:: Data ::
'''

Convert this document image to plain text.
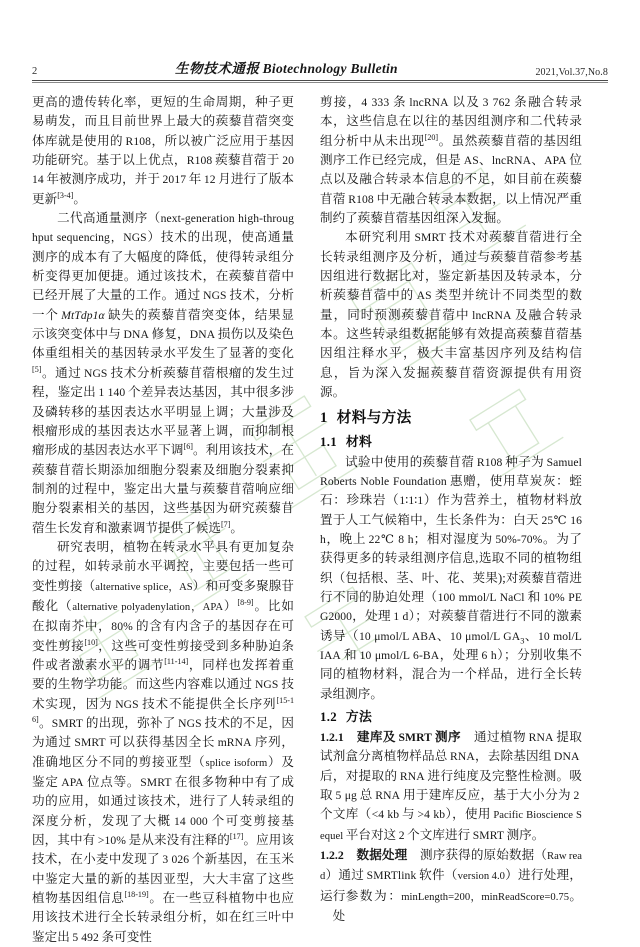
2	生物技术通报 Biotechnology Bulletin	2021,Vol.37,No.8

更高的遗传转化率，更短的生命周期，种子更易萌发，而且目前世界上最大的蒺藜苜蓿突变体库就是使用的 R108，所以被广泛应用于基因功能研究。基于以上优点，R108 蒺藜苜蓿于 2014 年被测序成功，并于 2017 年 12 月进行了版本更新[3-4]。

二代高通量测序（next-generation high-throughput sequencing，NGS）技术的出现，使高通量测序的成本有了大幅度的降低，使得转录组分析变得更加便捷。通过该技术，在蒺藜苜蓿中已经开展了大量的工作。通过 NGS 技术，分析一个 MtTdp1α 缺失的蒺藜苜蓿突变体，结果显示该突变体中与 DNA 修复，DNA 损伤以及染色体重组相关的基因转录水平发生了显著的变化[5]。通过 NGS 技术分析蒺藜苜蓿根瘤的发生过程，鉴定出 1 140 个差异表达基因，其中很多涉及磷转移的基因表达水平明显上调；大量涉及根瘤形成的基因表达水平显著上调，而抑制根瘤形成的基因表达水平下调[6]。利用该技术，在蒺藜苜蓿长期添加细胞分裂素及细胞分裂素抑制剂的过程中，鉴定出大量与蒺藜苜蓿响应细胞分裂素相关的基因，这些基因为研究蒺藜苜蓿生长发育和激素调节提供了候选[7]。

研究表明，植物在转录水平具有更加复杂的过程，如转录前水平调控，主要包括一些可变性剪接（alternative splice，AS）和可变多聚腺苷酸化（alternative polyadenylation，APA）[8-9]。比如在拟南芥中，80% 的含有内含子的基因存在可变性剪接[10]，这些可变性剪接受到多种胁迫条件或者激素水平的调节[11-14]，同样也发挥着重要的生物学功能。而这些内容难以通过 NGS 技术实现，因为 NGS 技术不能提供全长序列[15-16]。SMRT 的出现，弥补了 NGS 技术的不足，因为通过 SMRT 可以获得基因全长 mRNA 序列，准确地区分不同的剪接亚型（splice isoform）及鉴定 APA 位点等。SMRT 在很多物种中有了成功的应用，如通过该技术，进行了人转录组的深度分析，发现了大概 14 000 个可变剪接基因，其中有 >10% 是从来没有注释的[17]。应用该技术，在小麦中发现了 3 026 个新基因，在玉米中鉴定大量的新的基因亚型，大大丰富了这些植物基因组信息[18-19]。在一些豆科植物中也应用该技术进行全长转录组分析，如在红三叶中鉴定出 5 492 条可变性

剪接，4 333 条 lncRNA 以及 3 762 条融合转录本，这些信息在以往的基因组测序和二代转录组分析中从未出现[20]。虽然蒺藜苜蓿的基因组测序工作已经完成，但是 AS、lncRNA、APA 位点以及融合转录本信息的不足，如目前在蒺藜苜蓿 R108 中无融合转录本数据，以上情况严重制约了蒺藜苜蓿基因组深入发掘。

本研究利用 SMRT 技术对蒺藜苜蓿进行全长转录组测序及分析，通过与蒺藜苜蓿参考基因组进行数据比对，鉴定新基因及转录本，分析蒺藜苜蓿中的 AS 类型并统计不同类型的数量，同时预测蒺藜苜蓿中 lncRNA 及融合转录本。这些转录组数据能够有效提高蒺藜苜蓿基因组注释水平，极大丰富基因序列及结构信息，旨为深入发掘蒺藜苜蓿资源提供有用资源。

1 材料与方法
1.1 材料

试验中使用的蒺藜苜蓿 R108 种子为 Samuel Roberts Noble Foundation 惠赠，使用草炭灰：蛭石：珍珠岩（1∶1∶1）作为营养土，植物材料放置于人工气候箱中，生长条件为：白天 25℃ 16 h，晚上 22℃ 8 h；相对湿度为 50%-70%。为了获得更多的转录组测序信息,选取不同的植物组织（包括根、茎、叶、花、荚果);对蒺藜苜蓿进行不同的胁迫处理（100 mmol/L NaCl 和 10% PEG2000，处理 1 d）；对蒺藜苜蓿进行不同的激素诱导（10 μmol/L ABA、10 μmol/L $GA_3$、10 mol/L IAA 和 10 μmol/L 6-BA，处理 6 h）；分别收集不同的植物材料，混合为一个样品，进行全长转录组测序。

1.2 方法

1.2.1  建库及 SMRT 测序 通过植物 RNA 提取试剂盒分离植物样品总 RNA，去除基因组 DNA 后，对提取的 RNA 进行纯度及完整性检测。吸取 5 μg 总 RNA 用于建库反应，基于大小分为 2 个文库（<4 kb 与 >4 kb），使用 Pacific Bioscience Sequel 平台对这 2 个文库进行 SMRT 测序。

1.2.2  数据处理 测序获得的原始数据（Raw read）通过 SMRTlink 软件（version 4.0）进行处理，运行参 数 为 ：minLength=200，minReadScore=0.75。 处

'''

:: Task directions ::
Every line above is to be duplicated exactly; no picture should be carried over.

:: Task response ::
Convert this document image to plain text.
2	生物技术通报 Biotechnology Bulletin	2021,Vol.37,No.8

更高的遗传转化率，更短的生命周期，种子更易萌发，而且目前世界上最大的蒺藜苜蓿突变体库就是使用的 R108，所以被广泛应用于基因功能研究。基于以上优点，R108 蒺藜苜蓿于 2014 年被测序成功，并于 2017 年 12 月进行了版本更新[3-4]。

二代高通量测序（next-generation high-throughput sequencing，NGS）技术的出现，使高通量测序的成本有了大幅度的降低，使得转录组分析变得更加便捷。通过该技术，在蒺藜苜蓿中已经开展了大量的工作。通过 NGS 技术，分析一个 MtTdp1α 缺失的蒺藜苜蓿突变体，结果显示该突变体中与 DNA 修复，DNA 损伤以及染色体重组相关的基因转录水平发生了显著的变化[5]。通过 NGS 技术分析蒺藜苜蓿根瘤的发生过程，鉴定出 1 140 个差异表达基因，其中很多涉及磷转移的基因表达水平明显上调；大量涉及根瘤形成的基因表达水平显著上调，而抑制根瘤形成的基因表达水平下调[6]。利用该技术，在蒺藜苜蓿长期添加细胞分裂素及细胞分裂素抑制剂的过程中，鉴定出大量与蒺藜苜蓿响应细胞分裂素相关的基因，这些基因为研究蒺藜苜蓿生长发育和激素调节提供了候选[7]。

研究表明，植物在转录水平具有更加复杂的过程，如转录前水平调控，主要包括一些可变性剪接（alternative splice，AS）和可变多聚腺苷酸化（alternative polyadenylation，APA）[8-9]。比如在拟南芥中，80% 的含有内含子的基因存在可变性剪接[10]，这些可变性剪接受到多种胁迫条件或者激素水平的调节[11-14]，同样也发挥着重要的生物学功能。而这些内容难以通过 NGS 技术实现，因为 NGS 技术不能提供全长序列[15-16]。SMRT 的出现，弥补了 NGS 技术的不足，因为通过 SMRT 可以获得基因全长 mRNA 序列，准确地区分不同的剪接亚型（splice isoform）及鉴定 APA 位点等。SMRT 在很多物种中有了成功的应用，如通过该技术，进行了人转录组的深度分析，发现了大概 14 000 个可变剪接基因，其中有 >10% 是从来没有注释的[17]。应用该技术，在小麦中发现了 3 026 个新基因，在玉米中鉴定大量的新的基因亚型，大大丰富了这些植物基因组信息[18-19]。在一些豆科植物中也应用该技术进行全长转录组分析，如在红三叶中鉴定出 5 492 条可变性

剪接，4 333 条 lncRNA 以及 3 762 条融合转录本，这些信息在以往的基因组测序和二代转录组分析中从未出现[20]。虽然蒺藜苜蓿的基因组测序工作已经完成，但是 AS、lncRNA、APA 位点以及融合转录本信息的不足，如目前在蒺藜苜蓿 R108 中无融合转录本数据，以上情况严重制约了蒺藜苜蓿基因组深入发掘。

本研究利用 SMRT 技术对蒺藜苜蓿进行全长转录组测序及分析，通过与蒺藜苜蓿参考基因组进行数据比对，鉴定新基因及转录本，分析蒺藜苜蓿中的 AS 类型并统计不同类型的数量，同时预测蒺藜苜蓿中 lncRNA 及融合转录本。这些转录组数据能够有效提高蒺藜苜蓿基因组注释水平，极大丰富基因序列及结构信息，旨为深入发掘蒺藜苜蓿资源提供有用资源。

1 材料与方法
1.1 材料

试验中使用的蒺藜苜蓿 R108 种子为 Samuel Roberts Noble Foundation 惠赠，使用草炭灰：蛭石：珍珠岩（1∶1∶1）作为营养土，植物材料放置于人工气候箱中，生长条件为：白天 25℃ 16 h，晚上 22℃ 8 h；相对湿度为 50%-70%。为了获得更多的转录组测序信息,选取不同的植物组织（包括根、茎、叶、花、荚果);对蒺藜苜蓿进行不同的胁迫处理（100 mmol/L NaCl 和 10% PEG2000，处理 1 d）；对蒺藜苜蓿进行不同的激素诱导（10 μmol/L ABA、10 μmol/L $GA_3$、10 mol/L IAA 和 10 μmol/L 6-BA，处理 6 h）；分别收集不同的植物材料，混合为一个样品，进行全长转录组测序。

1.2 方法

1.2.1  建库及 SMRT 测序 通过植物 RNA 提取试剂盒分离植物样品总 RNA，去除基因组 DNA 后，对提取的 RNA 进行纯度及完整性检测。吸取 5 μg 总 RNA 用于建库反应，基于大小分为 2 个文库（<4 kb 与 >4 kb），使用 Pacific Bioscience Sequel 平台对这 2 个文库进行 SMRT 测序。

1.2.2  数据处理 测序获得的原始数据（Raw read）通过 SMRTlink 软件（version 4.0）进行处理，运行参 数 为 ：minLength=200，minReadScore=0.75。 处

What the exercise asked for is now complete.